» Prompt: Find every line in the records below that holds the word "bottom" and copy it.
☆ ☆ ☆ ☆
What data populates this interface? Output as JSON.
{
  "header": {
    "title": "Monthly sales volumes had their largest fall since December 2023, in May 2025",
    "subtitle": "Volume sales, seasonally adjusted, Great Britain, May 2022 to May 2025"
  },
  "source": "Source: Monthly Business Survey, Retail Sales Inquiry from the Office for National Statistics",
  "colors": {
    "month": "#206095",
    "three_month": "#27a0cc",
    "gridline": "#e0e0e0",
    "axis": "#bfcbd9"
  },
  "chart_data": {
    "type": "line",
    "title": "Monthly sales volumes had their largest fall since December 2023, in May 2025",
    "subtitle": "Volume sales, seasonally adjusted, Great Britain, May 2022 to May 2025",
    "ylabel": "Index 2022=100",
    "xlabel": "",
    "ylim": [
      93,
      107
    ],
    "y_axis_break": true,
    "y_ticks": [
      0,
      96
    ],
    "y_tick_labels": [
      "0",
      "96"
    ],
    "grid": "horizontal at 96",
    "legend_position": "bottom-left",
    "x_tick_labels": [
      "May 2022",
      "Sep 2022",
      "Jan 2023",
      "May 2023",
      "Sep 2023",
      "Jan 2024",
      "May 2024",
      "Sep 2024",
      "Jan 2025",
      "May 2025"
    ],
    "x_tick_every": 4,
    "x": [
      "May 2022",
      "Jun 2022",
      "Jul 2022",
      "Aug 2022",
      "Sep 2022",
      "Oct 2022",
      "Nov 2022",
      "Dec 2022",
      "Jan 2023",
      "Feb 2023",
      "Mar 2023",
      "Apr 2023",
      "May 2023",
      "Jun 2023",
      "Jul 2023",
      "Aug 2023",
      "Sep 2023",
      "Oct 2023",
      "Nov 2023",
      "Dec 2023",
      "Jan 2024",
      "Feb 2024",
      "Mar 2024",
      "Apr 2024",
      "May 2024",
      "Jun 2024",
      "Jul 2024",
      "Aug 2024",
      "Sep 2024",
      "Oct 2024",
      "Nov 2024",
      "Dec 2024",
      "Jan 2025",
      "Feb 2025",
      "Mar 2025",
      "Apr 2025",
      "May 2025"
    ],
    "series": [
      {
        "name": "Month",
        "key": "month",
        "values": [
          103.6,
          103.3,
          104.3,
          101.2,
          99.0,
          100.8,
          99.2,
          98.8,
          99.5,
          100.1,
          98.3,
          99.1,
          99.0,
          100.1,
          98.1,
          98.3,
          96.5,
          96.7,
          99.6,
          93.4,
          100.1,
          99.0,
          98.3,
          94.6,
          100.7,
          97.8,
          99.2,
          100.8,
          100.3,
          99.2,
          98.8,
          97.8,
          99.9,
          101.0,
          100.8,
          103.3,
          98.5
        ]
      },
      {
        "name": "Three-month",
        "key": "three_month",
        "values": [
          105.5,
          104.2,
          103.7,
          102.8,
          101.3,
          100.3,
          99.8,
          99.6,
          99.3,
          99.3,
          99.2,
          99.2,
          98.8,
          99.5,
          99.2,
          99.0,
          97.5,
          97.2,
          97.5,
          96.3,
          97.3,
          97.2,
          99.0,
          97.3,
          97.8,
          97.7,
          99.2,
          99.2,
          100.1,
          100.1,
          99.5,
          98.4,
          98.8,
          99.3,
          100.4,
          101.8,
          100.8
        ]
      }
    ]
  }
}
☆ ☆ ☆ ☆
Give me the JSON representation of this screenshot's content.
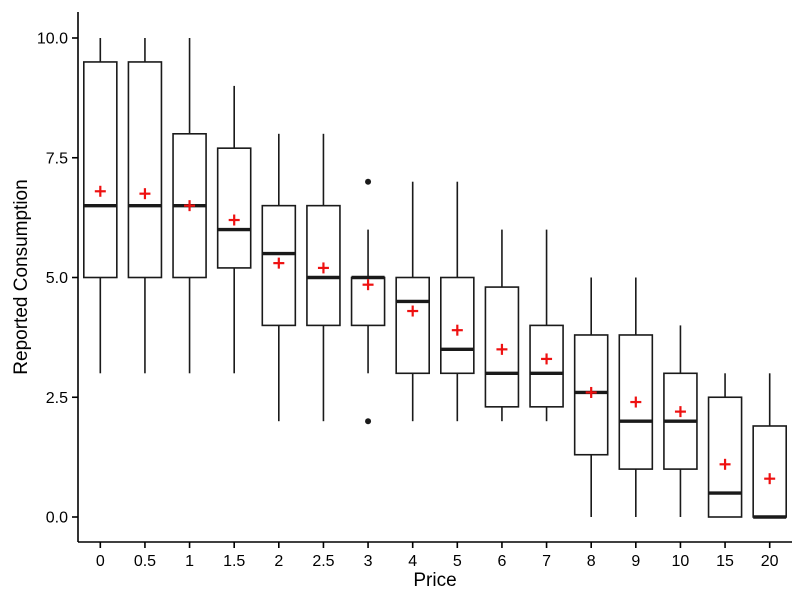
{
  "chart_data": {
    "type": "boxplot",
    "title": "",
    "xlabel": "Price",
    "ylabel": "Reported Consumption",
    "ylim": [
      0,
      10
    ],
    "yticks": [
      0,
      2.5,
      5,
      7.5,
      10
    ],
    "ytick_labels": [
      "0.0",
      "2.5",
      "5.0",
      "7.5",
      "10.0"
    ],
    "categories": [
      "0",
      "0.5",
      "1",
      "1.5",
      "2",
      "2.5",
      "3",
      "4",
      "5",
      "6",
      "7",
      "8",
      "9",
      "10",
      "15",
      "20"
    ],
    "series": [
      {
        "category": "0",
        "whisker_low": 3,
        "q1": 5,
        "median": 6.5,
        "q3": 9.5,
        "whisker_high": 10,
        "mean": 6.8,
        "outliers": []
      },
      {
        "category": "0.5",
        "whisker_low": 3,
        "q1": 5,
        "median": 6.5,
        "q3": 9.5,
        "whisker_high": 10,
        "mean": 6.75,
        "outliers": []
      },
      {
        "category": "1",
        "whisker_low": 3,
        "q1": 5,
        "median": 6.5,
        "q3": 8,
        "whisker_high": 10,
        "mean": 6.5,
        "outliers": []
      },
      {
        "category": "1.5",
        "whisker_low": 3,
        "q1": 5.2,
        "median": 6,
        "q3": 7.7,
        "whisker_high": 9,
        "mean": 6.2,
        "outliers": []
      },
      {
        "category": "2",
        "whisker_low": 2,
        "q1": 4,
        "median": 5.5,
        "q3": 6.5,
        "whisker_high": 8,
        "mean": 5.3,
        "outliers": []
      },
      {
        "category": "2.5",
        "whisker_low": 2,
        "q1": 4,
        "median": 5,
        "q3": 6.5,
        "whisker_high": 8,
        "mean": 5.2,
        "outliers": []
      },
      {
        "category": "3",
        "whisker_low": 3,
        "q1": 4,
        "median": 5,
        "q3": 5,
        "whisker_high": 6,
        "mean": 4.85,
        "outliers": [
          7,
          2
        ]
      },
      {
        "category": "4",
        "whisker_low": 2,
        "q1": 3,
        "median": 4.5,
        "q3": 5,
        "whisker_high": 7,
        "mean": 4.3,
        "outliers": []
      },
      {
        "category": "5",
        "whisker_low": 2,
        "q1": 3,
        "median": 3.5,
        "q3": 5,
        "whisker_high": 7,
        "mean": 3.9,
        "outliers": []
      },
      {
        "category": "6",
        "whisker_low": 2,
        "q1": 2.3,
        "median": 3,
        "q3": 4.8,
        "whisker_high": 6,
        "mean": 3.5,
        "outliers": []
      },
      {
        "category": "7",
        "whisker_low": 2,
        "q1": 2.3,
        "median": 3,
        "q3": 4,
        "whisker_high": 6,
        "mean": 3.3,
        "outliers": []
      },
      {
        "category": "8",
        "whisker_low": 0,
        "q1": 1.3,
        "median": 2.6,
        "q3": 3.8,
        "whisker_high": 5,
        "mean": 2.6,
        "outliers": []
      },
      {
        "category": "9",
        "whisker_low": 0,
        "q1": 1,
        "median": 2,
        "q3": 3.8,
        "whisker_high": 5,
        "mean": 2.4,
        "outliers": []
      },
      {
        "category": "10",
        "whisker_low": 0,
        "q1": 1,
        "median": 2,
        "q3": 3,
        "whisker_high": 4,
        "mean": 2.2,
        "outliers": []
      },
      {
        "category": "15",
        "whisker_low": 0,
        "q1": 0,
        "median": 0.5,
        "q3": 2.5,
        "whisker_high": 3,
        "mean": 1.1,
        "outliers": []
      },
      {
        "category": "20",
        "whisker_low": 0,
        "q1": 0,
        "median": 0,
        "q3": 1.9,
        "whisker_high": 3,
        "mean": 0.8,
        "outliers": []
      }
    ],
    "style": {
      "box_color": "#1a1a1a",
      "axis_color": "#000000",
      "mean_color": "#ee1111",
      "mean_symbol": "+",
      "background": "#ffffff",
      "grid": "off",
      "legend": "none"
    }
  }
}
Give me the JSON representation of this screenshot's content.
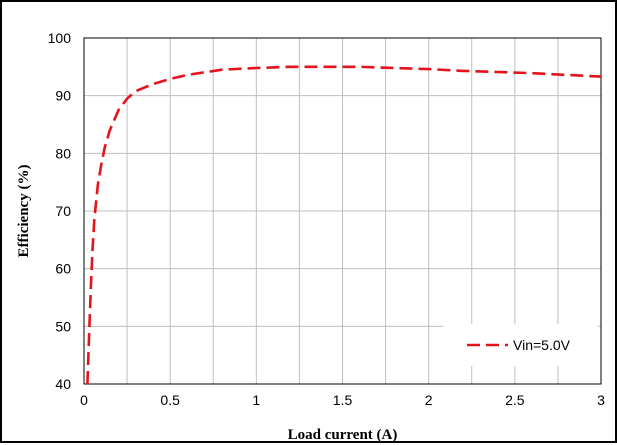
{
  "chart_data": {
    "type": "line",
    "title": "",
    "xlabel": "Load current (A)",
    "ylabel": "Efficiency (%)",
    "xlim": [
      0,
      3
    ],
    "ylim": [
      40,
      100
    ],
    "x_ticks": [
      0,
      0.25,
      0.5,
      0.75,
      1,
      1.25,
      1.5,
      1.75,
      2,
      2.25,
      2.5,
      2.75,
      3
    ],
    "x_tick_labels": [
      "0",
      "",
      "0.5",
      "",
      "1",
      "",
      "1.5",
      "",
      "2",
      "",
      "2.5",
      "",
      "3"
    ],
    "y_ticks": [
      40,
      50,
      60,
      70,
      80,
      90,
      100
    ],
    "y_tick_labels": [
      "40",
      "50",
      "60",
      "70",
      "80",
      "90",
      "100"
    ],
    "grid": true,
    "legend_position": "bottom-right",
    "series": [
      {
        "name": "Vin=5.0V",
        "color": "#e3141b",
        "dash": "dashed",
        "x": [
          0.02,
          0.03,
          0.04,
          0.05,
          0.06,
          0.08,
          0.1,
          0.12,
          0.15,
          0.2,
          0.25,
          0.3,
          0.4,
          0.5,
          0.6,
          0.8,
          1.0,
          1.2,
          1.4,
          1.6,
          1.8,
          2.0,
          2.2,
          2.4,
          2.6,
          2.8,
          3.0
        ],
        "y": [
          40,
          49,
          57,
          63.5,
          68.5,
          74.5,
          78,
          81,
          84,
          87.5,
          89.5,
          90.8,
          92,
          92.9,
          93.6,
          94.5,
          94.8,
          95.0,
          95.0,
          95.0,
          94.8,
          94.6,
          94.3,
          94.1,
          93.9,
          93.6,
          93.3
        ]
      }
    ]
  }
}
☆ ☆ ☆ ☆
» Response to this exercise:
    "legend_position": "bottom-left",
    "legend_position": "bottom-right",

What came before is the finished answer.